* Dataset listings of figures
** start **

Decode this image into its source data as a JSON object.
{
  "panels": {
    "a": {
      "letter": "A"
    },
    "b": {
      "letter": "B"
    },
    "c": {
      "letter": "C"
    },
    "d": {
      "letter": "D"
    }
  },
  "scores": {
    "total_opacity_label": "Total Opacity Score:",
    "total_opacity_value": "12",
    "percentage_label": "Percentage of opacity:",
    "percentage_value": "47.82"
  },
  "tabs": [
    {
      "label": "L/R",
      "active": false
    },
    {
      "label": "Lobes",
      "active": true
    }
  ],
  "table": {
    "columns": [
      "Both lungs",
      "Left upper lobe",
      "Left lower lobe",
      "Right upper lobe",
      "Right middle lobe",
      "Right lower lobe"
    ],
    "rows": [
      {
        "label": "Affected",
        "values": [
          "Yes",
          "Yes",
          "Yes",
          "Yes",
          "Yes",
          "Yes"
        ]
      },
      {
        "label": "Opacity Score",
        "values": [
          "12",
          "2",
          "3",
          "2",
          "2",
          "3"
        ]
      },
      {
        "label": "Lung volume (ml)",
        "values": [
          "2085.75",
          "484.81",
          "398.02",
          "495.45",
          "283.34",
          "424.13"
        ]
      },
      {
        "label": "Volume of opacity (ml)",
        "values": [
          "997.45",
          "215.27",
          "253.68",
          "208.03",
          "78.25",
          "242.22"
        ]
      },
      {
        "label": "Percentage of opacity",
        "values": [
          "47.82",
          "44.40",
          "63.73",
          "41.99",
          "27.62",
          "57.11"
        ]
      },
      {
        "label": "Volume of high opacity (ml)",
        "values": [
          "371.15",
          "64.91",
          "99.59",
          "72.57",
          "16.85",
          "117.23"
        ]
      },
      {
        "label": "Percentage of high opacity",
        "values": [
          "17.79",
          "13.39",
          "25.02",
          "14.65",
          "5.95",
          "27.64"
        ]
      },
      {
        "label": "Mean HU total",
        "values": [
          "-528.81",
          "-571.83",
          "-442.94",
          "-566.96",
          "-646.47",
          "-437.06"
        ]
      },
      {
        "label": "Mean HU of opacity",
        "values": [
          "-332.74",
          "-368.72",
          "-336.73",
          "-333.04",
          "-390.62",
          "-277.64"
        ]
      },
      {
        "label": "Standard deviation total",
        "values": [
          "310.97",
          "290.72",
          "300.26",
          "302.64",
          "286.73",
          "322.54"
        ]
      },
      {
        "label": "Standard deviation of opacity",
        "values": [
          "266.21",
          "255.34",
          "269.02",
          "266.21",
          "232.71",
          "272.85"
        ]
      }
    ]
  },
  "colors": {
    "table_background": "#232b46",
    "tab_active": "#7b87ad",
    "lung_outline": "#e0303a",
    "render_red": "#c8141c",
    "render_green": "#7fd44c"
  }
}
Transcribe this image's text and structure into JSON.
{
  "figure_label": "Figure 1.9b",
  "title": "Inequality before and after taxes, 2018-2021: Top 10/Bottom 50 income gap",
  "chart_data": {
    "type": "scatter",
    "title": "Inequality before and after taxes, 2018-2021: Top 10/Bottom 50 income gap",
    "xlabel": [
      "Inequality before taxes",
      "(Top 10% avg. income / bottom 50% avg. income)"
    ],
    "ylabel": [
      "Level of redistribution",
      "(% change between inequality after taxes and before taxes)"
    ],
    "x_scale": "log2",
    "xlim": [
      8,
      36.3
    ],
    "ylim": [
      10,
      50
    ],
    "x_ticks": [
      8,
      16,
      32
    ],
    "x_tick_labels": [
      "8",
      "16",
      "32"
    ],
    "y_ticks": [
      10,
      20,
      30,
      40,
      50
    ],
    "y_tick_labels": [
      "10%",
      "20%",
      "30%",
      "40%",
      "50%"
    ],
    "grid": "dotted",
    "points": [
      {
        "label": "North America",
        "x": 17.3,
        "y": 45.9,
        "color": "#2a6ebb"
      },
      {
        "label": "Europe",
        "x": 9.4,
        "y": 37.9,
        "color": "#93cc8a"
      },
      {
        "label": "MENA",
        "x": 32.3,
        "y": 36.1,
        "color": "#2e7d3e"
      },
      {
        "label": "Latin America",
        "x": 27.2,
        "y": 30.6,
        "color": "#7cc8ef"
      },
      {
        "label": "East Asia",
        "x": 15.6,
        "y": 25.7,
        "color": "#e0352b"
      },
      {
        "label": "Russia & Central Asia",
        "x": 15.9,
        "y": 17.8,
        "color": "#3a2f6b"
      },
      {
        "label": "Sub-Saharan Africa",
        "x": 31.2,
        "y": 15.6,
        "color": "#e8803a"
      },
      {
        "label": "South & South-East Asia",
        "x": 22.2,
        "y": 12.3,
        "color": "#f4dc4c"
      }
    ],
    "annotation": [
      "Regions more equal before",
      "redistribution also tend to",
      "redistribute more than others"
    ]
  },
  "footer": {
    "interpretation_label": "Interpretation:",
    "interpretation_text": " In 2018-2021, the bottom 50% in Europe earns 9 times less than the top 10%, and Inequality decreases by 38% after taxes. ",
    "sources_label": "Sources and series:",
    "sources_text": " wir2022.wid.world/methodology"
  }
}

** end **

* EXERCISE DESCRIPTION
Transcribe every entry word for word.

* TASK ANSWER
Decode this image into its source data as a JSON object.
{
  "panels": {
    "a": {
      "letter": "A"
    },
    "b": {
      "letter": "B"
    },
    "c": {
      "letter": "C"
    },
    "d": {
      "letter": "D"
    }
  },
  "scores": {
    "total_opacity_label": "Total Opacity Score:",
    "total_opacity_value": "12",
    "percentage_label": "Percentage of opacity:",
    "percentage_value": "47.82"
  },
  "tabs": [
    {
      "label": "L/R",
      "active": false
    },
    {
      "label": "Lobes",
      "active": true
    }
  ],
  "table": {
    "columns": [
      "Both lungs",
      "Left upper lobe",
      "Left lower lobe",
      "Right upper lobe",
      "Right middle lobe",
      "Right lower lobe"
    ],
    "rows": [
      {
        "label": "Affected",
        "values": [
          "Yes",
          "Yes",
          "Yes",
          "Yes",
          "Yes",
          "Yes"
        ]
      },
      {
        "label": "Opacity Score",
        "values": [
          "12",
          "2",
          "3",
          "2",
          "2",
          "3"
        ]
      },
      {
        "label": "Lung volume (ml)",
        "values": [
          "2085.75",
          "484.81",
          "398.02",
          "495.45",
          "283.34",
          "424.13"
        ]
      },
      {
        "label": "Volume of opacity (ml)",
        "values": [
          "997.45",
          "215.27",
          "253.68",
          "208.03",
          "78.25",
          "242.22"
        ]
      },
      {
        "label": "Percentage of opacity",
        "values": [
          "47.82",
          "44.40",
          "63.73",
          "41.99",
          "27.62",
          "57.11"
        ]
      },
      {
        "label": "Volume of high opacity (ml)",
        "values": [
          "371.15",
          "64.91",
          "99.59",
          "72.57",
          "16.85",
          "117.23"
        ]
      },
      {
        "label": "Percentage of high opacity",
        "values": [
          "17.79",
          "13.39",
          "25.02",
          "14.65",
          "5.95",
          "27.64"
        ]
      },
      {
        "label": "Mean HU total",
        "values": [
          "-528.81",
          "-571.83",
          "-442.94",
          "-566.96",
          "-646.47",
          "-437.06"
        ]
      },
      {
        "label": "Mean HU of opacity",
        "values": [
          "-332.74",
          "-368.72",
          "-336.73",
          "-333.04",
          "-390.62",
          "-277.64"
        ]
      },
      {
        "label": "Standard deviation total",
        "values": [
          "310.97",
          "290.72",
          "300.26",
          "302.64",
          "286.73",
          "322.54"
        ]
      },
      {
        "label": "Standard deviation of opacity",
        "values": [
          "266.21",
          "255.34",
          "269.02",
          "266.21",
          "232.71",
          "272.85"
        ]
      }
    ]
  },
  "colors": {
    "table_background": "#232b46",
    "tab_active": "#7b87ad",
    "lung_outline": "#e0303a",
    "render_red": "#c8141c",
    "render_green": "#7fd44c"
  }
}
Transcribe this image's text and structure into JSON.
{
  "figure_label": "Figure 1.9b",
  "title": "Inequality before and after taxes, 2018-2021: Top 10/Bottom 50 income gap",
  "chart_data": {
    "type": "scatter",
    "title": "Inequality before and after taxes, 2018-2021: Top 10/Bottom 50 income gap",
    "xlabel": [
      "Inequality before taxes",
      "(Top 10% avg. income / bottom 50% avg. income)"
    ],
    "ylabel": [
      "Level of redistribution",
      "(% change between inequality after taxes and before taxes)"
    ],
    "x_scale": "log2",
    "xlim": [
      8,
      36.3
    ],
    "ylim": [
      10,
      50
    ],
    "x_ticks": [
      8,
      16,
      32
    ],
    "x_tick_labels": [
      "8",
      "16",
      "32"
    ],
    "y_ticks": [
      10,
      20,
      30,
      40,
      50
    ],
    "y_tick_labels": [
      "10%",
      "20%",
      "30%",
      "40%",
      "50%"
    ],
    "grid": "dotted",
    "points": [
      {
        "label": "North America",
        "x": 17.3,
        "y": 45.9,
        "color": "#2a6ebb"
      },
      {
        "label": "Europe",
        "x": 9.4,
        "y": 37.9,
        "color": "#93cc8a"
      },
      {
        "label": "MENA",
        "x": 32.3,
        "y": 36.1,
        "color": "#2e7d3e"
      },
      {
        "label": "Latin America",
        "x": 27.2,
        "y": 30.6,
        "color": "#7cc8ef"
      },
      {
        "label": "East Asia",
        "x": 15.6,
        "y": 25.7,
        "color": "#e0352b"
      },
      {
        "label": "Russia & Central Asia",
        "x": 15.9,
        "y": 17.8,
        "color": "#3a2f6b"
      },
      {
        "label": "Sub-Saharan Africa",
        "x": 31.2,
        "y": 15.6,
        "color": "#e8803a"
      },
      {
        "label": "South & South-East Asia",
        "x": 22.2,
        "y": 12.3,
        "color": "#f4dc4c"
      }
    ],
    "annotation": [
      "Regions more equal before",
      "redistribution also tend to",
      "redistribute more than others"
    ]
  },
  "footer": {
    "interpretation_label": "Interpretation:",
    "interpretation_text": " In 2018-2021, the bottom 50% in Europe earns 9 times less than the top 10%, and Inequality decreases by 38% after taxes. ",
    "sources_label": "Sources and series:",
    "sources_text": " wir2022.wid.world/methodology"
  }
}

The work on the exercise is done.